Return every line of the records below that contains the string "photometry".

__DATA LINES__
begin
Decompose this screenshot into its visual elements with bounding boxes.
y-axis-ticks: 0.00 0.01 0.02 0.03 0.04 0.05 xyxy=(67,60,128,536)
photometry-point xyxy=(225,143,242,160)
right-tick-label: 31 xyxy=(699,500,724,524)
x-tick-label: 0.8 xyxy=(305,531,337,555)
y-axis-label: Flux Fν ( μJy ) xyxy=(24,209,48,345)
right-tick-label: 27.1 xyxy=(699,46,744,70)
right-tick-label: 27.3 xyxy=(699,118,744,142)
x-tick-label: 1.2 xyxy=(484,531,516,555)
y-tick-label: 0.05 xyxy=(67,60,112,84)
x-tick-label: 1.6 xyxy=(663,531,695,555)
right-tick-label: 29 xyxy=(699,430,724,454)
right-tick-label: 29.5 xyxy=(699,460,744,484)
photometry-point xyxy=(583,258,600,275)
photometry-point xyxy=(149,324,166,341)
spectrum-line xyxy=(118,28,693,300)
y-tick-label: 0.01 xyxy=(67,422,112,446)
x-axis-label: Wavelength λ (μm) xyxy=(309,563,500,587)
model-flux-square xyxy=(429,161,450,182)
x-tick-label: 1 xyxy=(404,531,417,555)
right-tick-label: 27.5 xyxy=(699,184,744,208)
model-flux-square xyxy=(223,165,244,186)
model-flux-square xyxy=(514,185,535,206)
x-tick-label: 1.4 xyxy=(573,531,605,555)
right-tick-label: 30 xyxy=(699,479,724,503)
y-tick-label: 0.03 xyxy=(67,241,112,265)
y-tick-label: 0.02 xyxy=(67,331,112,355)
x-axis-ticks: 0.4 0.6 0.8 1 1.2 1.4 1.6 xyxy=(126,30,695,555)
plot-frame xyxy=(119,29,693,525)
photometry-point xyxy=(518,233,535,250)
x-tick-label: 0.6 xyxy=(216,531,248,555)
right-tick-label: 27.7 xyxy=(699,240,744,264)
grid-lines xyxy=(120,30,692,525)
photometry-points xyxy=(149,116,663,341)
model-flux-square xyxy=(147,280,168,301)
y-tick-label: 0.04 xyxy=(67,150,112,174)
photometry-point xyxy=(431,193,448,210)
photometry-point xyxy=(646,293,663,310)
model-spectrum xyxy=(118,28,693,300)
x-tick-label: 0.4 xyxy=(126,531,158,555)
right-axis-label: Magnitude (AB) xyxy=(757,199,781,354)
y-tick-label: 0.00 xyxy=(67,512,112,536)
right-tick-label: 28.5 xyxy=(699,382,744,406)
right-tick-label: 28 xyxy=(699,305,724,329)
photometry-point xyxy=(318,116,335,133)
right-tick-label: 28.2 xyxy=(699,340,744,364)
end
__TASK OUTPUT__
photometry-point xyxy=(225,143,242,160)
photometry-point xyxy=(583,258,600,275)
photometry-point xyxy=(149,324,166,341)
photometry-point xyxy=(518,233,535,250)
photometry-points xyxy=(149,116,663,341)
photometry-point xyxy=(431,193,448,210)
photometry-point xyxy=(646,293,663,310)
photometry-point xyxy=(318,116,335,133)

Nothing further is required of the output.